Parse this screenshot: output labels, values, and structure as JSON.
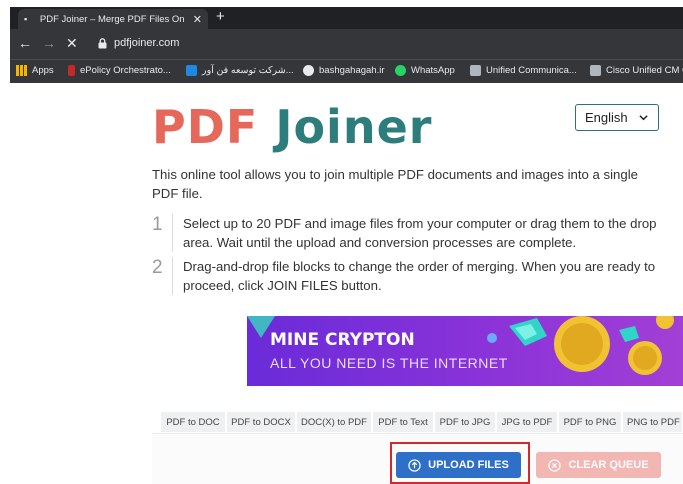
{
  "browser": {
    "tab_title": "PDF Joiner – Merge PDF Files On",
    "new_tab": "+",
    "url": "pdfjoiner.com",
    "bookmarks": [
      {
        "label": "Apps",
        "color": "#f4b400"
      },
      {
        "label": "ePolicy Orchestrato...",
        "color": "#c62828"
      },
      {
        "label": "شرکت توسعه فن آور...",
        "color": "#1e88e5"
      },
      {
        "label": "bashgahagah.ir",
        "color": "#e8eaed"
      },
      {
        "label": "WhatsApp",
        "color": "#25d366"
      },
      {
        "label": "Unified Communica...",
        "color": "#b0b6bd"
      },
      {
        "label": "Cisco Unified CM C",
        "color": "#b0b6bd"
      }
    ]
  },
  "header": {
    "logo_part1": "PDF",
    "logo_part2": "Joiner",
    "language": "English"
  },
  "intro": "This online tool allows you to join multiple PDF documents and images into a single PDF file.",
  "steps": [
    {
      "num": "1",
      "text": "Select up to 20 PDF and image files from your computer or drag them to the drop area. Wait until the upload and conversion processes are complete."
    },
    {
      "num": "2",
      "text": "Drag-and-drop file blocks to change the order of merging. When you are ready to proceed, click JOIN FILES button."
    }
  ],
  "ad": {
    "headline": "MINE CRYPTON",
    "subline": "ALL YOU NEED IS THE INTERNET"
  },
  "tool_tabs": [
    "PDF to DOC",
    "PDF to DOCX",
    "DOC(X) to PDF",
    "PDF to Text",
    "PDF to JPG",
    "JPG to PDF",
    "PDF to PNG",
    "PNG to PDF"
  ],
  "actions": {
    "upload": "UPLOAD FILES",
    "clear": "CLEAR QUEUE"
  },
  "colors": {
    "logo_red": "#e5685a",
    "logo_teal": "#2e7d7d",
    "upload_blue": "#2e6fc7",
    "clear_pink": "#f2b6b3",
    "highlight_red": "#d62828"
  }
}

▶ **What you have to do**: Copy the data character for character, but drop all pictures from the copy.

▶ **Correct result**:
Parse this screenshot: output labels, values, and structure as JSON.
{
  "browser": {
    "tab_title": "PDF Joiner – Merge PDF Files On",
    "new_tab": "+",
    "url": "pdfjoiner.com",
    "bookmarks": [
      {
        "label": "Apps",
        "color": "#f4b400"
      },
      {
        "label": "ePolicy Orchestrato...",
        "color": "#c62828"
      },
      {
        "label": "شرکت توسعه فن آور...",
        "color": "#1e88e5"
      },
      {
        "label": "bashgahagah.ir",
        "color": "#e8eaed"
      },
      {
        "label": "WhatsApp",
        "color": "#25d366"
      },
      {
        "label": "Unified Communica...",
        "color": "#b0b6bd"
      },
      {
        "label": "Cisco Unified CM C",
        "color": "#b0b6bd"
      }
    ]
  },
  "header": {
    "logo_part1": "PDF",
    "logo_part2": "Joiner",
    "language": "English"
  },
  "intro": "This online tool allows you to join multiple PDF documents and images into a single PDF file.",
  "steps": [
    {
      "num": "1",
      "text": "Select up to 20 PDF and image files from your computer or drag them to the drop area. Wait until the upload and conversion processes are complete."
    },
    {
      "num": "2",
      "text": "Drag-and-drop file blocks to change the order of merging. When you are ready to proceed, click JOIN FILES button."
    }
  ],
  "ad": {
    "headline": "MINE CRYPTON",
    "subline": "ALL YOU NEED IS THE INTERNET"
  },
  "tool_tabs": [
    "PDF to DOC",
    "PDF to DOCX",
    "DOC(X) to PDF",
    "PDF to Text",
    "PDF to JPG",
    "JPG to PDF",
    "PDF to PNG",
    "PNG to PDF"
  ],
  "actions": {
    "upload": "UPLOAD FILES",
    "clear": "CLEAR QUEUE"
  },
  "colors": {
    "logo_red": "#e5685a",
    "logo_teal": "#2e7d7d",
    "upload_blue": "#2e6fc7",
    "clear_pink": "#f2b6b3",
    "highlight_red": "#d62828"
  }
}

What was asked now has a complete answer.